## WHAT THIS TASK INVOLVES
Please return the full listing below without altering anything.

## GIVEN ENTRIES
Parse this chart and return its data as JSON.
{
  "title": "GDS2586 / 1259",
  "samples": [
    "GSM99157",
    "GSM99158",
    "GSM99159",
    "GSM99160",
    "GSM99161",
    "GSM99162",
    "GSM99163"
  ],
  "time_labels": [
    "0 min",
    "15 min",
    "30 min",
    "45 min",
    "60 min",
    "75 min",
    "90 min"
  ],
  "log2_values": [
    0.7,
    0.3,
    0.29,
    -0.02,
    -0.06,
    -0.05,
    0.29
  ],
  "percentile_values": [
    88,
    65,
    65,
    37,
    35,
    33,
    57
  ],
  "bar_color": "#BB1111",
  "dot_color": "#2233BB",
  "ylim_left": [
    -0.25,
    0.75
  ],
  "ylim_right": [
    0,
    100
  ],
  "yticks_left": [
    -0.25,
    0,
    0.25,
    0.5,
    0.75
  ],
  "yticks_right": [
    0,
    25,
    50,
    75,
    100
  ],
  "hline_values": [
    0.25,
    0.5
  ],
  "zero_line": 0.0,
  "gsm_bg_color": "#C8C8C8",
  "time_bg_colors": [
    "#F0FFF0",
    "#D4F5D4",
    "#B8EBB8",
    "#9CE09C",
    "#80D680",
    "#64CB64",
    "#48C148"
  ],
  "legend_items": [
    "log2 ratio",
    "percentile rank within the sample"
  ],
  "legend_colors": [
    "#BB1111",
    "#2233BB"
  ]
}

## PROBLEM SOLUTION
Parse this chart and return its data as JSON.
{
  "title": "GDS2586 / 1259",
  "samples": [
    "GSM99157",
    "GSM99158",
    "GSM99159",
    "GSM99160",
    "GSM99161",
    "GSM99162",
    "GSM99163"
  ],
  "time_labels": [
    "0 min",
    "15 min",
    "30 min",
    "45 min",
    "60 min",
    "75 min",
    "90 min"
  ],
  "log2_values": [
    0.7,
    0.3,
    0.29,
    -0.02,
    -0.06,
    -0.05,
    0.29
  ],
  "percentile_values": [
    88,
    65,
    65,
    37,
    35,
    33,
    57
  ],
  "bar_color": "#BB1111",
  "dot_color": "#2233BB",
  "ylim_left": [
    -0.25,
    0.75
  ],
  "ylim_right": [
    0,
    100
  ],
  "yticks_left": [
    -0.25,
    0,
    0.25,
    0.5,
    0.75
  ],
  "yticks_right": [
    0,
    25,
    50,
    75,
    100
  ],
  "hline_values": [
    0.25,
    0.5
  ],
  "zero_line": 0.0,
  "gsm_bg_color": "#C8C8C8",
  "time_bg_colors": [
    "#F0FFF0",
    "#D4F5D4",
    "#B8EBB8",
    "#9CE09C",
    "#80D680",
    "#64CB64",
    "#48C148"
  ],
  "legend_items": [
    "log2 ratio",
    "percentile rank within the sample"
  ],
  "legend_colors": [
    "#BB1111",
    "#2233BB"
  ]
}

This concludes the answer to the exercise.